— EXERCISE DETAILS —
Select the lines below containing the word "pool".

— Collected data —

::::

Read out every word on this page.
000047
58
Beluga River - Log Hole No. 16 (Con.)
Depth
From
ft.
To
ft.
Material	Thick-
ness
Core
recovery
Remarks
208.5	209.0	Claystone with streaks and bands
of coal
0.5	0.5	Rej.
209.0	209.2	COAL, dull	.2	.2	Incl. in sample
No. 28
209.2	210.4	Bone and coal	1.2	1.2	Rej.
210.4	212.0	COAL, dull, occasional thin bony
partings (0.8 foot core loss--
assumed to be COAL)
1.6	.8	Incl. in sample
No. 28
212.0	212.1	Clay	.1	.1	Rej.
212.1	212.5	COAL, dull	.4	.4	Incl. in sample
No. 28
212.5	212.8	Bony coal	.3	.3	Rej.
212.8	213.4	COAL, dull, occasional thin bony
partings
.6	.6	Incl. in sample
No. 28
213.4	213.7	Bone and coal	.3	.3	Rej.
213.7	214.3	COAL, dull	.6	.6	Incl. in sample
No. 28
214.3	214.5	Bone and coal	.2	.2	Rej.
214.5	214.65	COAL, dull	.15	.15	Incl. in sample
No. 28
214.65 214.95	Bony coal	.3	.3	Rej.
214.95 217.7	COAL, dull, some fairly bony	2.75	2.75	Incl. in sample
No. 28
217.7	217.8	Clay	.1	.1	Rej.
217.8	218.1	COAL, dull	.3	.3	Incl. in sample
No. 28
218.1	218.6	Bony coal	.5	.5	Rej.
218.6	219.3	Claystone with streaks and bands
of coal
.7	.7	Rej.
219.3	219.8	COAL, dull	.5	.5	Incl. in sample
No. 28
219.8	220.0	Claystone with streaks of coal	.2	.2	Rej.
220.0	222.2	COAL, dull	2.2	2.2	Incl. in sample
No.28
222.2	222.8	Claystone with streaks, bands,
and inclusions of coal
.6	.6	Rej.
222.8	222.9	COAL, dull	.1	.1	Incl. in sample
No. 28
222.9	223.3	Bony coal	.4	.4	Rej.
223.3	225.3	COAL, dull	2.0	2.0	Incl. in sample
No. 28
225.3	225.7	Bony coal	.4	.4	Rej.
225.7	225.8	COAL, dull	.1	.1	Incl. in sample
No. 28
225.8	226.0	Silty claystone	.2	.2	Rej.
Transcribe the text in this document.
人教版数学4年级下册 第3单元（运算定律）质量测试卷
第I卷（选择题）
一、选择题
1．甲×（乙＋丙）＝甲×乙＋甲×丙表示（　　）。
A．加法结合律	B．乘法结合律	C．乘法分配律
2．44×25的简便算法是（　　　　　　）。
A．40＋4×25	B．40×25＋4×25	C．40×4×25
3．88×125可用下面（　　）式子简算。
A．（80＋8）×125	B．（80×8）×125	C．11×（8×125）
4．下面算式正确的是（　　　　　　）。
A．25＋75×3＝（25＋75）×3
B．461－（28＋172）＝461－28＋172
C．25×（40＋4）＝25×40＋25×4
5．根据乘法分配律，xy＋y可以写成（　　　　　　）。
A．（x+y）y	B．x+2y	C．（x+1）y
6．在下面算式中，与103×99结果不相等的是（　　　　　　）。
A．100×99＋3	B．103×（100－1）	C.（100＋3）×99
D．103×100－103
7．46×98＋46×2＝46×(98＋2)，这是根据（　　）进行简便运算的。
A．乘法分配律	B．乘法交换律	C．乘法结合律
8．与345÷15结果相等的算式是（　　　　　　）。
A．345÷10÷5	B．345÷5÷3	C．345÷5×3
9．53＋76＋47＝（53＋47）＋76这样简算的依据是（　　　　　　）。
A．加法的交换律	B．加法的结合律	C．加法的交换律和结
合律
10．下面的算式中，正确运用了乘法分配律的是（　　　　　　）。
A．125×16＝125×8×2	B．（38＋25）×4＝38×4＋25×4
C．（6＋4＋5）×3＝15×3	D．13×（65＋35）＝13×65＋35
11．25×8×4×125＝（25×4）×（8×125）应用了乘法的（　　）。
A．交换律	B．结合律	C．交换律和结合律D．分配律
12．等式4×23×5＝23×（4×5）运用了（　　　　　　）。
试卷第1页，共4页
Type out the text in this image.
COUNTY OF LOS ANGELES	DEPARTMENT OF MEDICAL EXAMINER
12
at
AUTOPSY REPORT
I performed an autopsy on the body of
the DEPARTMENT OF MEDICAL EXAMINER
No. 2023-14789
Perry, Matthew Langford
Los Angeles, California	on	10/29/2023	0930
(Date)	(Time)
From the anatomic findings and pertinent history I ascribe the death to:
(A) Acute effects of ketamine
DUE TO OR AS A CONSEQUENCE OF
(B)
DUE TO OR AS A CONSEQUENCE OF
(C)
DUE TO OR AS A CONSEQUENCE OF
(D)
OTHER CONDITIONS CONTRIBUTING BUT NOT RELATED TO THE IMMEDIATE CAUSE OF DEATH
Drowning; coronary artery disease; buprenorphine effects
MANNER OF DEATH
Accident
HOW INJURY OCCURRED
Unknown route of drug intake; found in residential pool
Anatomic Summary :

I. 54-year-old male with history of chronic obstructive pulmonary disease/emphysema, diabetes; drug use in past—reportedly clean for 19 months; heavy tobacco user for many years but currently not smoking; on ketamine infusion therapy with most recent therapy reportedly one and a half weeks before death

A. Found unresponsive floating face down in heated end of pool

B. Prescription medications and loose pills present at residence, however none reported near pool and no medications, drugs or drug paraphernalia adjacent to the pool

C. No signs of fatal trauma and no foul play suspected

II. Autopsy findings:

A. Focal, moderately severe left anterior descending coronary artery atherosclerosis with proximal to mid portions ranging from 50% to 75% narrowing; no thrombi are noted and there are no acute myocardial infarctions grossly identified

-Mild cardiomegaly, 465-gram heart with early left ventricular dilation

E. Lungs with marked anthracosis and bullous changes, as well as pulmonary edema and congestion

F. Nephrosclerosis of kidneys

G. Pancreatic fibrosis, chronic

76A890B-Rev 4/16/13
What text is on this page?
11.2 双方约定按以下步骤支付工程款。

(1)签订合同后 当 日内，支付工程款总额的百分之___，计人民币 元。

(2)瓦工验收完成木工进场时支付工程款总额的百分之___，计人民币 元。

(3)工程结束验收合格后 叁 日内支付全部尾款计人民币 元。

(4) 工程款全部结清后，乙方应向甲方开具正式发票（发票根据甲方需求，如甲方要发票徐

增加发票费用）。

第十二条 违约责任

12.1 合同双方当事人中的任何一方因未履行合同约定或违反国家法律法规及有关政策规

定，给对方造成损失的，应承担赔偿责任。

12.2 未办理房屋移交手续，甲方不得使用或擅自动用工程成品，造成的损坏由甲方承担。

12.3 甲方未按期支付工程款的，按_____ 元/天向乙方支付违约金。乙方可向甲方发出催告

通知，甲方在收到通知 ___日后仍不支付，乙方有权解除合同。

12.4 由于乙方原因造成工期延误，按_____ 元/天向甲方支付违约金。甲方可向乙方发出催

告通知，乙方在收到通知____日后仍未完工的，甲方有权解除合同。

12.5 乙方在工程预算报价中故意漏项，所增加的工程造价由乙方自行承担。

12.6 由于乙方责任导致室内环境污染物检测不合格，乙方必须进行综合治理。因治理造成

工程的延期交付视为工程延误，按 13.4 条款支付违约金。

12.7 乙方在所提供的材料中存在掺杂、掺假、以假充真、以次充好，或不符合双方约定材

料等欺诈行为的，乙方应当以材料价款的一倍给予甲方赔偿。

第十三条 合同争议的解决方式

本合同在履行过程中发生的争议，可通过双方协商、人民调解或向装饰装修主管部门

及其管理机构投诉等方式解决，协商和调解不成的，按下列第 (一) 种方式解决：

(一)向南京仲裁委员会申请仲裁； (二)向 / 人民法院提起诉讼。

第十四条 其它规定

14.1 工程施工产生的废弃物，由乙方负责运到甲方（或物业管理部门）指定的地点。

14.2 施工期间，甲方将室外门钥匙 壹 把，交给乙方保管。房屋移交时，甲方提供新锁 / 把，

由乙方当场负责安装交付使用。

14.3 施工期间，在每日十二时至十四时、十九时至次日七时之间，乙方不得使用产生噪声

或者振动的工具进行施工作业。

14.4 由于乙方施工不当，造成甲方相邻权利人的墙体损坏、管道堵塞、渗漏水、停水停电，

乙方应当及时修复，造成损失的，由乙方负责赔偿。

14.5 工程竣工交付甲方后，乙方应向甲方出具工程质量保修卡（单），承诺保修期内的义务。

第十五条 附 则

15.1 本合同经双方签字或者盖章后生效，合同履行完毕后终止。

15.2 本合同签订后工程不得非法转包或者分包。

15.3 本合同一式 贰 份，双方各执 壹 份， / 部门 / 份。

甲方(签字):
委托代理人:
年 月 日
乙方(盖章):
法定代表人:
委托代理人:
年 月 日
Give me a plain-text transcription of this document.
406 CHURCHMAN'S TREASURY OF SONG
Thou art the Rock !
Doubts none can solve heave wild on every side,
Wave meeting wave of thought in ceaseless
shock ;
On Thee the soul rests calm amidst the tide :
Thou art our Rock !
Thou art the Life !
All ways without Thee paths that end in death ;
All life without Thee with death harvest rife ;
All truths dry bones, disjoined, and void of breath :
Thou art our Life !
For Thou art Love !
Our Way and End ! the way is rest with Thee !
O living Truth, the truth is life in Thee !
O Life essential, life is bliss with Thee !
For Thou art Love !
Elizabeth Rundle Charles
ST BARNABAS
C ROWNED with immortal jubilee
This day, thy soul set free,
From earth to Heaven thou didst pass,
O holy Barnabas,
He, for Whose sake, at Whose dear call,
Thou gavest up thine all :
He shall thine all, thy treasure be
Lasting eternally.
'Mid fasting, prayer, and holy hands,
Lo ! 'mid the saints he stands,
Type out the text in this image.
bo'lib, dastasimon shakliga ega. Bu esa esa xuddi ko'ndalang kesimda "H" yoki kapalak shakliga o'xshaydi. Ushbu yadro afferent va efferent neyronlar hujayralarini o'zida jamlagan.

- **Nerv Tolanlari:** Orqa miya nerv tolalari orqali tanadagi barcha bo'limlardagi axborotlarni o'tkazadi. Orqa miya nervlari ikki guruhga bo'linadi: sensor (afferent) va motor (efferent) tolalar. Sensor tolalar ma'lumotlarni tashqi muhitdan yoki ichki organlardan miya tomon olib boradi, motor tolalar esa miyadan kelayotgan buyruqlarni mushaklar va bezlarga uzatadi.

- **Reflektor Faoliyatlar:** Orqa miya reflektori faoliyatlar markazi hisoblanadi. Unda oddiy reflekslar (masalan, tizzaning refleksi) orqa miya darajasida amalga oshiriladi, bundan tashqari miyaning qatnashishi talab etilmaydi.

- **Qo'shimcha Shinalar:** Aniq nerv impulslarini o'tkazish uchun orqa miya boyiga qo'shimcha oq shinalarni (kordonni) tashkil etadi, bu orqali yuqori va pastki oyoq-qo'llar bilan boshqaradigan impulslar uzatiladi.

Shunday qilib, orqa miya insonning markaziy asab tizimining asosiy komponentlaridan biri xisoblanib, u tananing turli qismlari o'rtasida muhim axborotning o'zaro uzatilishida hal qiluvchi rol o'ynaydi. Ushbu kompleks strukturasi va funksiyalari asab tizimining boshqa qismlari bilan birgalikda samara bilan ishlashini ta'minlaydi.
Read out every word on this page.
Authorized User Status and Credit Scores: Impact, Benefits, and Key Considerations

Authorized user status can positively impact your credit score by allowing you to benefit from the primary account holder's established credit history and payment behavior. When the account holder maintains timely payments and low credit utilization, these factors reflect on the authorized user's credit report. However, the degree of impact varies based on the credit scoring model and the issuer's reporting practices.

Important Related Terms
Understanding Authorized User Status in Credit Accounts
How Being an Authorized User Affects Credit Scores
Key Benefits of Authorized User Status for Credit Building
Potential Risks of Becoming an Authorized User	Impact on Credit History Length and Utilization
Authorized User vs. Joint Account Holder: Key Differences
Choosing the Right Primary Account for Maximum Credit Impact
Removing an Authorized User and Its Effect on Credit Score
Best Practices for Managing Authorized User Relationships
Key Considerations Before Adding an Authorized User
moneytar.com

::::

— RESPONSE —
Unknown route of drug intake; found in residential pool
A. Found unresponsive floating face down in heated end of pool
B. Prescription medications and loose pills present at residence, however none reported near pool and no medications, drugs or drug paraphernalia adjacent to the pool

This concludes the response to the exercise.